WHAT YOU SHOULD DO — Write out all the data again, exactly as it stands.

---------- SUPPLIED RECORDS

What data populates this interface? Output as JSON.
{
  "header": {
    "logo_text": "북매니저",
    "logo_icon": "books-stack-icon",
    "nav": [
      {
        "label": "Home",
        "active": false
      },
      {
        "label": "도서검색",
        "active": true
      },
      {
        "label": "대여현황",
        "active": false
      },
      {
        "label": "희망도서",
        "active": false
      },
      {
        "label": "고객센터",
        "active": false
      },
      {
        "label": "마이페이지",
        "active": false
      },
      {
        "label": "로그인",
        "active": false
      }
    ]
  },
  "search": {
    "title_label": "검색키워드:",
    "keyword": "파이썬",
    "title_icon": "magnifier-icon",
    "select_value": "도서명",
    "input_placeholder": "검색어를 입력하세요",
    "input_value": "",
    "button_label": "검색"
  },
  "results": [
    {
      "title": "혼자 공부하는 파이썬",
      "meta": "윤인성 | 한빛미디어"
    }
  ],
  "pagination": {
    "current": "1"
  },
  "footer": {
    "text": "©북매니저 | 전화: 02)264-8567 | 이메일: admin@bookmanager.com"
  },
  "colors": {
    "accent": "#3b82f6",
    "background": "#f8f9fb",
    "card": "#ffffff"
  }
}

--------------------

SOLUTION —
What data populates this interface? Output as JSON.
{
  "header": {
    "logo_text": "북매니저",
    "logo_icon": "books-stack-icon",
    "nav": [
      {
        "label": "Home",
        "active": false
      },
      {
        "label": "도서검색",
        "active": true
      },
      {
        "label": "대여현황",
        "active": false
      },
      {
        "label": "희망도서",
        "active": false
      },
      {
        "label": "고객센터",
        "active": false
      },
      {
        "label": "마이페이지",
        "active": false
      },
      {
        "label": "로그인",
        "active": false
      }
    ]
  },
  "search": {
    "title_label": "검색키워드:",
    "keyword": "파이썬",
    "title_icon": "magnifier-icon",
    "select_value": "도서명",
    "input_placeholder": "검색어를 입력하세요",
    "input_value": "",
    "button_label": "검색"
  },
  "results": [
    {
      "title": "혼자 공부하는 파이썬",
      "meta": "윤인성 | 한빛미디어"
    }
  ],
  "pagination": {
    "current": "1"
  },
  "footer": {
    "text": "©북매니저 | 전화: 02)264-8567 | 이메일: admin@bookmanager.com"
  },
  "colors": {
    "accent": "#3b82f6",
    "background": "#f8f9fb",
    "card": "#ffffff"
  }
}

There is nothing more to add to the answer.